WHAT THE EXERCISE ASKS
Without including any pictures, write out all the entries exactly.

[Rows from a figure dataset]
^^^^^^^^

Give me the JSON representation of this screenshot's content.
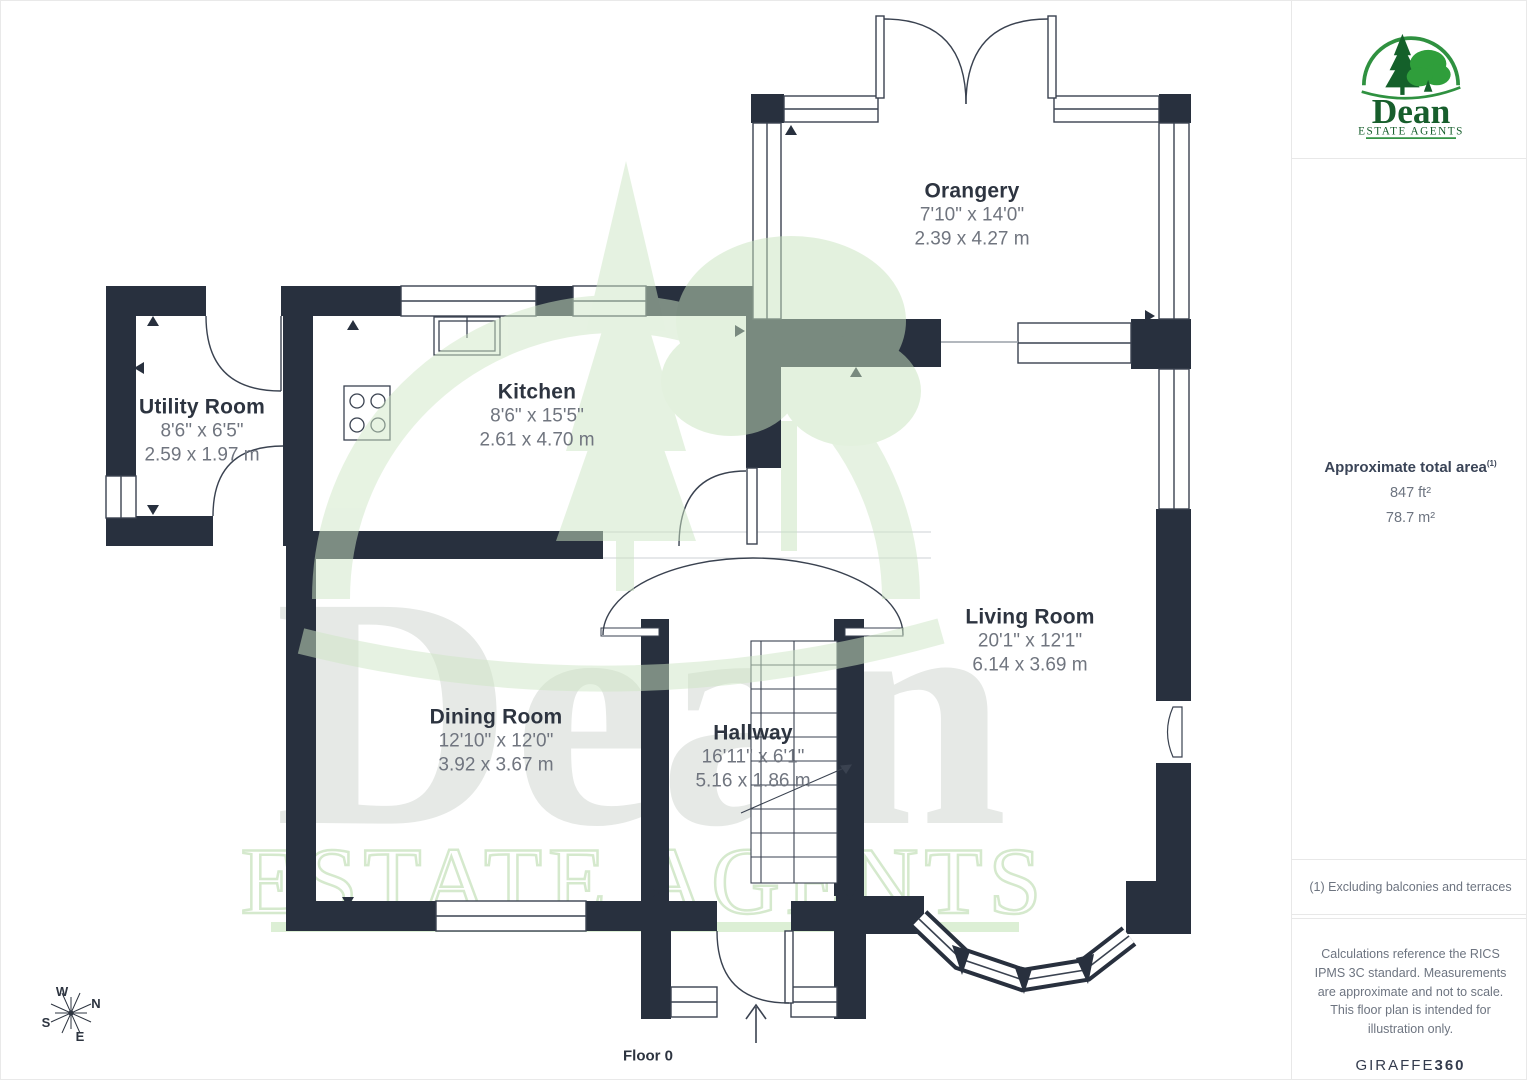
{
  "rooms": [
    {
      "name": "Utility Room",
      "imperial": "8'6\" x 6'5\"",
      "metric": "2.59 x 1.97 m"
    },
    {
      "name": "Kitchen",
      "imperial": "8'6\" x 15'5\"",
      "metric": "2.61 x 4.70 m"
    },
    {
      "name": "Orangery",
      "imperial": "7'10\" x 14'0\"",
      "metric": "2.39 x 4.27 m"
    },
    {
      "name": "Dining Room",
      "imperial": "12'10\" x 12'0\"",
      "metric": "3.92 x 3.67 m"
    },
    {
      "name": "Hallway",
      "imperial": "16'11\" x 6'1\"",
      "metric": "5.16 x 1.86 m"
    },
    {
      "name": "Living Room",
      "imperial": "20'1\" x 12'1\"",
      "metric": "6.14 x 3.69 m"
    }
  ],
  "floor_label": "Floor 0",
  "compass": {
    "n": "N",
    "e": "E",
    "s": "S",
    "w": "W"
  },
  "watermark": {
    "name": "Dean",
    "subtitle": "ESTATE AGENTS"
  },
  "sidebar": {
    "logo": {
      "name": "Dean",
      "subtitle": "ESTATE AGENTS"
    },
    "area": {
      "title": "Approximate total area",
      "footnote_ref": "(1)",
      "imperial": "847 ft²",
      "metric": "78.7 m²"
    },
    "footnote": "(1) Excluding balconies and terraces",
    "disclaimer": "Calculations reference the RICS IPMS 3C standard. Measurements are approximate and not to scale. This floor plan is intended for illustration only.",
    "brand": {
      "text": "GIRAFFE",
      "bold": "360"
    }
  },
  "colors": {
    "wall": "#28303e",
    "line": "#3a4250",
    "accent_green": "#2f9140",
    "watermark_green": "#d7ebd1"
  }
}
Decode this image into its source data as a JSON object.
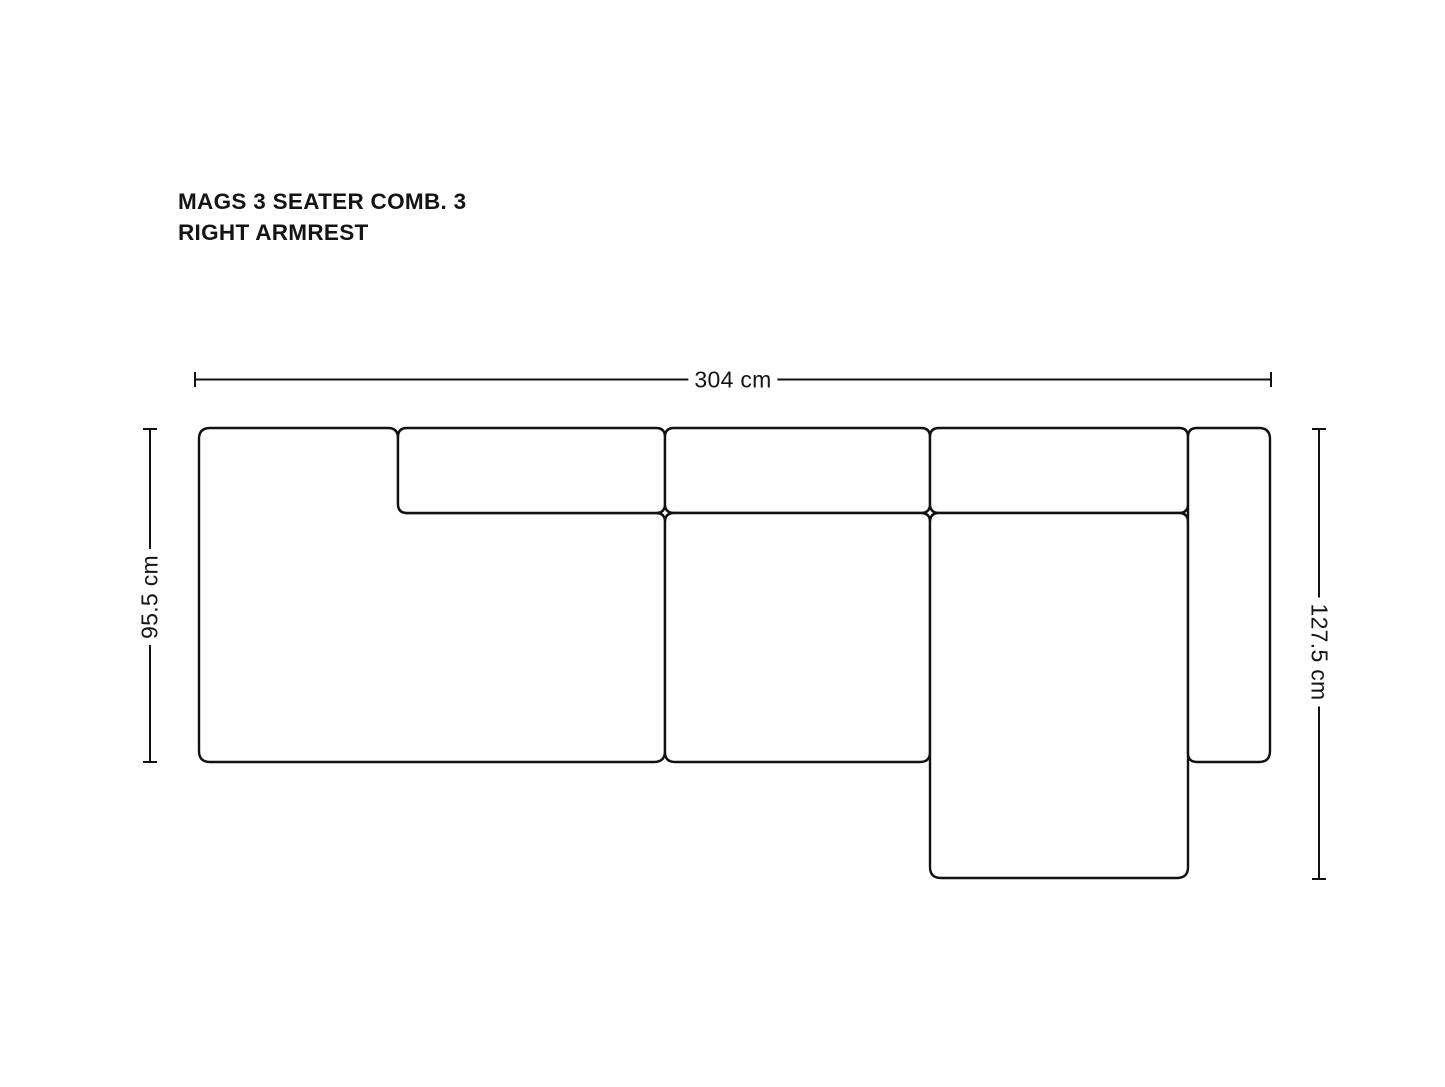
{
  "title": {
    "line1": "MAGS 3 SEATER COMB. 3",
    "line2": "RIGHT ARMREST"
  },
  "dimensions": {
    "width_label": "304 cm",
    "left_depth_label": "95.5 cm",
    "right_depth_label": "127.5 cm"
  },
  "style": {
    "line_color": "#111111",
    "text_color": "#141414",
    "background": "#ffffff"
  }
}
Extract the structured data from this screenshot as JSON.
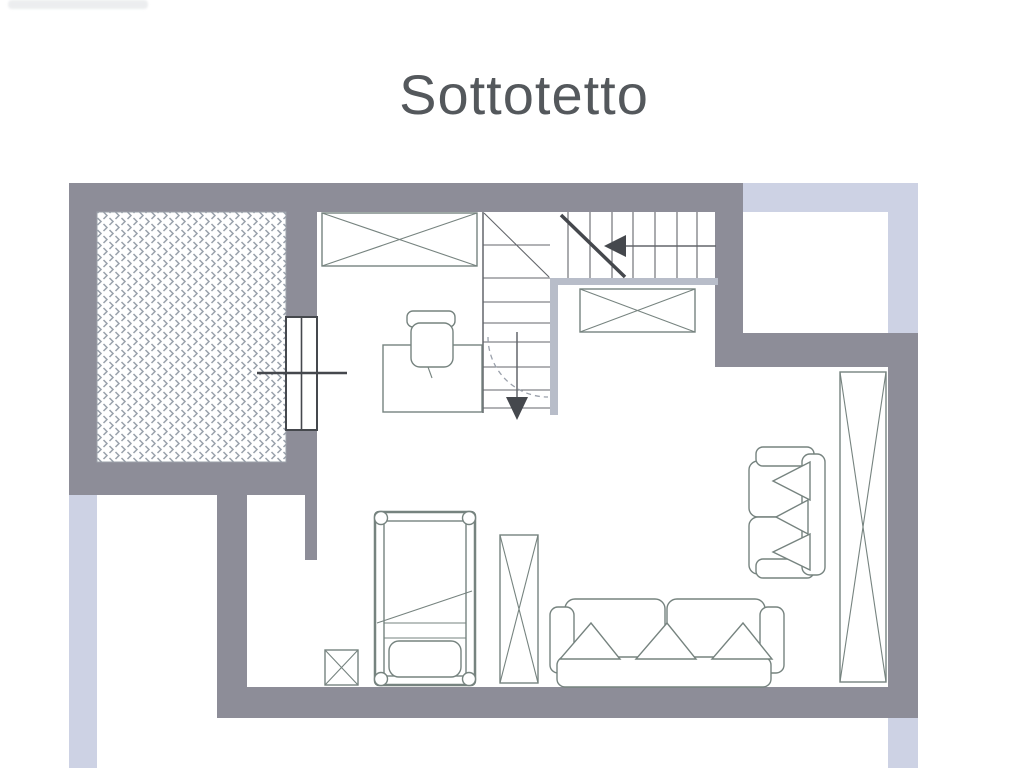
{
  "page": {
    "title": "Sottotetto"
  },
  "colors": {
    "paper": "#ffffff",
    "wall": "#8d8d98",
    "roof-edge": "#cdd2e4",
    "stair-wall": "#b8bdc9",
    "furniture-line": "#76837f",
    "stair-line": "#63666b",
    "dark-line": "#45484d",
    "hatch": "#99a1ab",
    "title-text": "#54585c"
  },
  "plan": {
    "floor_name": "Sottotetto",
    "elements": [
      {
        "name": "terrace-hatched-area"
      },
      {
        "name": "window-door-element"
      },
      {
        "name": "staircase-down"
      },
      {
        "name": "wardrobe-x-top"
      },
      {
        "name": "wardrobe-x-landing"
      },
      {
        "name": "desk"
      },
      {
        "name": "desk-chair"
      },
      {
        "name": "single-bed"
      },
      {
        "name": "nightstand"
      },
      {
        "name": "wardrobe-x-mid"
      },
      {
        "name": "wardrobe-x-right"
      },
      {
        "name": "sofa-three-seat"
      },
      {
        "name": "sofa-two-seat"
      }
    ]
  }
}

^^^^^^^^

IN RESPONSE
Give me the JSON representation of this screenshot's content.
{
  "rooms": [
    {
      "name": "Utility Room",
      "imperial": "8'6\" x 6'5\"",
      "metric": "2.59 x 1.97 m"
    },
    {
      "name": "Kitchen",
      "imperial": "8'6\" x 15'5\"",
      "metric": "2.61 x 4.70 m"
    },
    {
      "name": "Orangery",
      "imperial": "7'10\" x 14'0\"",
      "metric": "2.39 x 4.27 m"
    },
    {
      "name": "Dining Room",
      "imperial": "12'10\" x 12'0\"",
      "metric": "3.92 x 3.67 m"
    },
    {
      "name": "Hallway",
      "imperial": "16'11\" x 6'1\"",
      "metric": "5.16 x 1.86 m"
    },
    {
      "name": "Living Room",
      "imperial": "20'1\" x 12'1\"",
      "metric": "6.14 x 3.69 m"
    }
  ],
  "floor_label": "Floor 0",
  "compass": {
    "n": "N",
    "e": "E",
    "s": "S",
    "w": "W"
  },
  "watermark": {
    "name": "Dean",
    "subtitle": "ESTATE AGENTS"
  },
  "sidebar": {
    "logo": {
      "name": "Dean",
      "subtitle": "ESTATE AGENTS"
    },
    "area": {
      "title": "Approximate total area",
      "footnote_ref": "(1)",
      "imperial": "847 ft²",
      "metric": "78.7 m²"
    },
    "footnote": "(1) Excluding balconies and terraces",
    "disclaimer": "Calculations reference the RICS IPMS 3C standard. Measurements are approximate and not to scale. This floor plan is intended for illustration only.",
    "brand": {
      "text": "GIRAFFE",
      "bold": "360"
    }
  },
  "colors": {
    "wall": "#28303e",
    "line": "#3a4250",
    "accent_green": "#2f9140",
    "watermark_green": "#d7ebd1"
  }
}
Decode this image into its source data as a JSON object.
{
  "title": {
    "line1": "MAGS 3 SEATER COMB. 3",
    "line2": "RIGHT ARMREST"
  },
  "dimensions": {
    "width_label": "304 cm",
    "left_depth_label": "95.5 cm",
    "right_depth_label": "127.5 cm"
  },
  "style": {
    "line_color": "#111111",
    "text_color": "#141414",
    "background": "#ffffff"
  }
}
Extract the structured data from this screenshot as JSON.
{
  "page": {
    "title": "Sottotetto"
  },
  "colors": {
    "paper": "#ffffff",
    "wall": "#8d8d98",
    "roof-edge": "#cdd2e4",
    "stair-wall": "#b8bdc9",
    "furniture-line": "#76837f",
    "stair-line": "#63666b",
    "dark-line": "#45484d",
    "hatch": "#99a1ab",
    "title-text": "#54585c"
  },
  "plan": {
    "floor_name": "Sottotetto",
    "elements": [
      {
        "name": "terrace-hatched-area"
      },
      {
        "name": "window-door-element"
      },
      {
        "name": "staircase-down"
      },
      {
        "name": "wardrobe-x-top"
      },
      {
        "name": "wardrobe-x-landing"
      },
      {
        "name": "desk"
      },
      {
        "name": "desk-chair"
      },
      {
        "name": "single-bed"
      },
      {
        "name": "nightstand"
      },
      {
        "name": "wardrobe-x-mid"
      },
      {
        "name": "wardrobe-x-right"
      },
      {
        "name": "sofa-three-seat"
      },
      {
        "name": "sofa-two-seat"
      }
    ]
  }
}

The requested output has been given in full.